**Objective**
Would you transcribe the whole listing exactly, minus its pictures?

── Dataset

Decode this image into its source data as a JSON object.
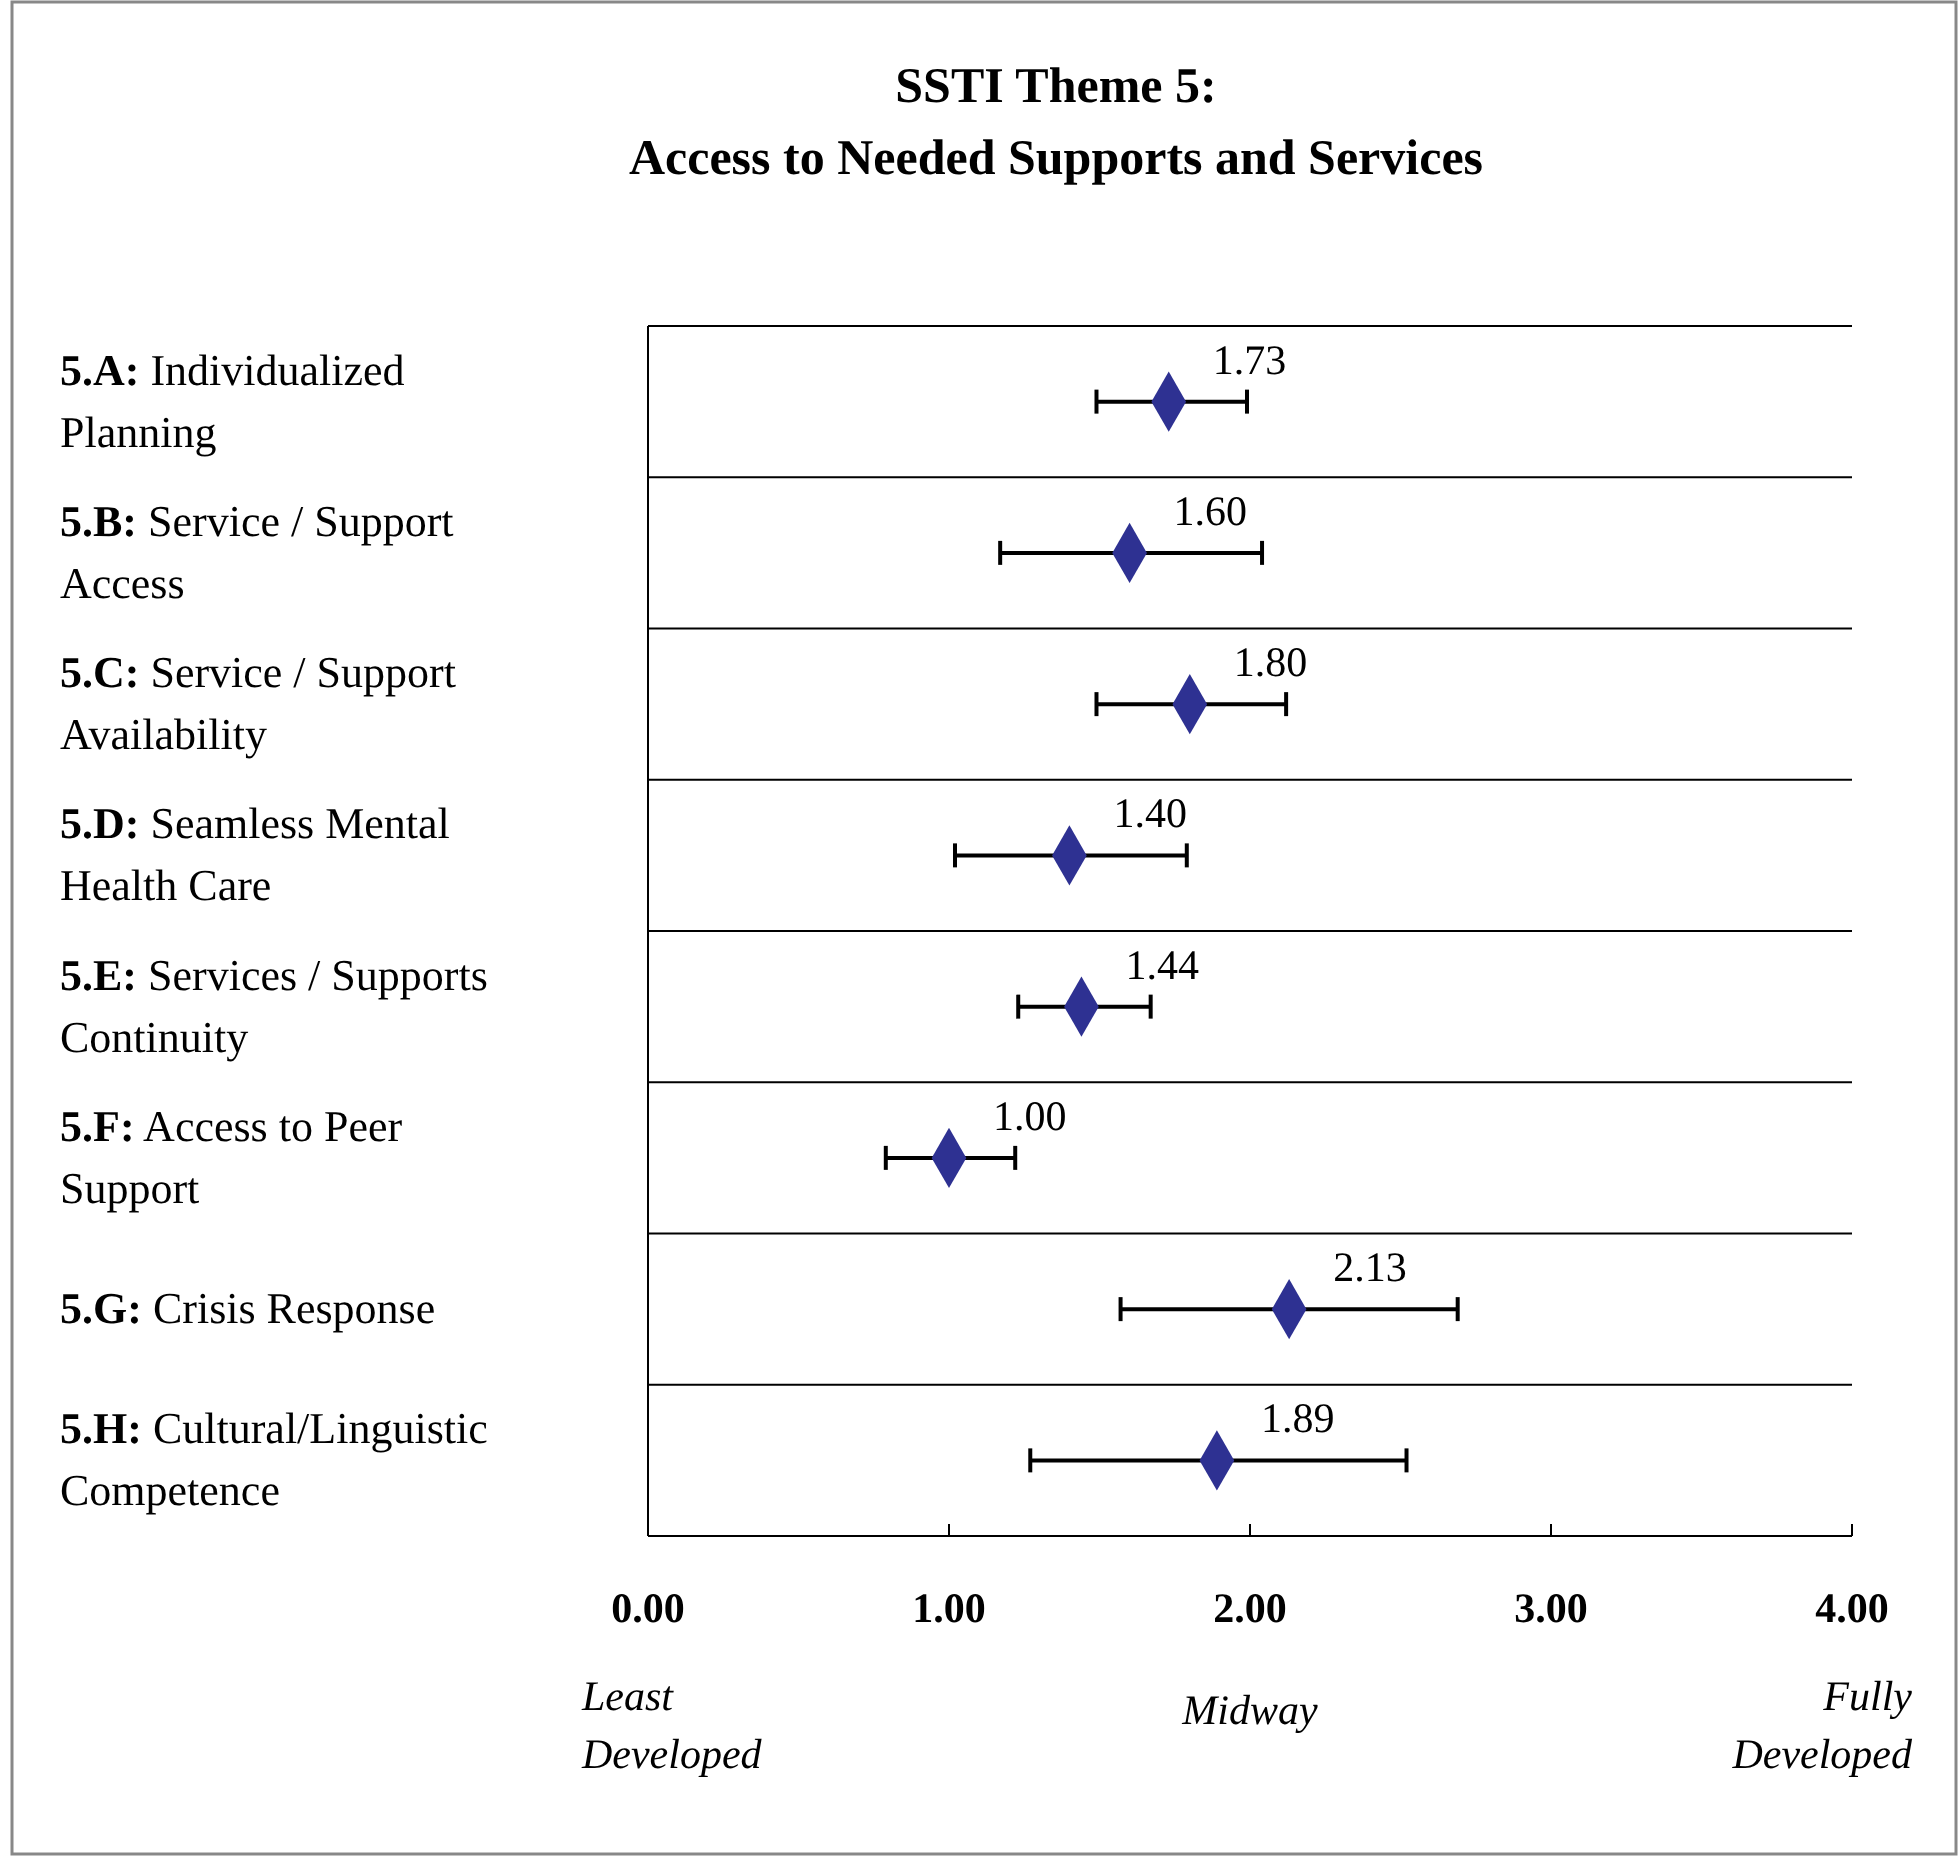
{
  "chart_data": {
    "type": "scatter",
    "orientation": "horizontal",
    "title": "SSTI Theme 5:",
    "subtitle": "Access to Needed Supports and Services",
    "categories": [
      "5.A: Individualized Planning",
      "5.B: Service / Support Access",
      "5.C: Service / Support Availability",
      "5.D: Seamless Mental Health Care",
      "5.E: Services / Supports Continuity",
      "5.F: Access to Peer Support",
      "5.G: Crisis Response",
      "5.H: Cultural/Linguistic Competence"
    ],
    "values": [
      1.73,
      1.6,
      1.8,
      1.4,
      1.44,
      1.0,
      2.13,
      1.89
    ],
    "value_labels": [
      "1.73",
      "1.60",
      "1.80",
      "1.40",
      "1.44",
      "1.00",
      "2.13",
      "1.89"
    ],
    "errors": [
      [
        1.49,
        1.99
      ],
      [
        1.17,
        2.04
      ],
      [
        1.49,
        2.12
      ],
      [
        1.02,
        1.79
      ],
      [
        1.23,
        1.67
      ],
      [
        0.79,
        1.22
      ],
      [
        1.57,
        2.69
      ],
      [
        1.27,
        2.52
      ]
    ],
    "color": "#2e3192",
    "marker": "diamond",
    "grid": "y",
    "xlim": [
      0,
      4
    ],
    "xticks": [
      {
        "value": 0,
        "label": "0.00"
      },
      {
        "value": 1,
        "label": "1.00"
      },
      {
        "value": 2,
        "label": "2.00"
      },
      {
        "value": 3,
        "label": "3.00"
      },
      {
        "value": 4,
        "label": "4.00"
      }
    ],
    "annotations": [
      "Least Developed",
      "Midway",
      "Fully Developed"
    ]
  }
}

────

**Solution to this task**
Decode this image into its source data as a JSON object.
{
  "chart_data": {
    "type": "scatter",
    "orientation": "horizontal",
    "title": "SSTI Theme 5:",
    "subtitle": "Access to Needed Supports and Services",
    "categories": [
      "5.A: Individualized Planning",
      "5.B: Service / Support Access",
      "5.C: Service / Support Availability",
      "5.D: Seamless Mental Health Care",
      "5.E: Services / Supports Continuity",
      "5.F: Access to Peer Support",
      "5.G: Crisis Response",
      "5.H: Cultural/Linguistic Competence"
    ],
    "values": [
      1.73,
      1.6,
      1.8,
      1.4,
      1.44,
      1.0,
      2.13,
      1.89
    ],
    "value_labels": [
      "1.73",
      "1.60",
      "1.80",
      "1.40",
      "1.44",
      "1.00",
      "2.13",
      "1.89"
    ],
    "errors": [
      [
        1.49,
        1.99
      ],
      [
        1.17,
        2.04
      ],
      [
        1.49,
        2.12
      ],
      [
        1.02,
        1.79
      ],
      [
        1.23,
        1.67
      ],
      [
        0.79,
        1.22
      ],
      [
        1.57,
        2.69
      ],
      [
        1.27,
        2.52
      ]
    ],
    "color": "#2e3192",
    "marker": "diamond",
    "grid": "y",
    "xlim": [
      0,
      4
    ],
    "xticks": [
      {
        "value": 0,
        "label": "0.00"
      },
      {
        "value": 1,
        "label": "1.00"
      },
      {
        "value": 2,
        "label": "2.00"
      },
      {
        "value": 3,
        "label": "3.00"
      },
      {
        "value": 4,
        "label": "4.00"
      }
    ],
    "annotations": [
      "Least Developed",
      "Midway",
      "Fully Developed"
    ]
  }
}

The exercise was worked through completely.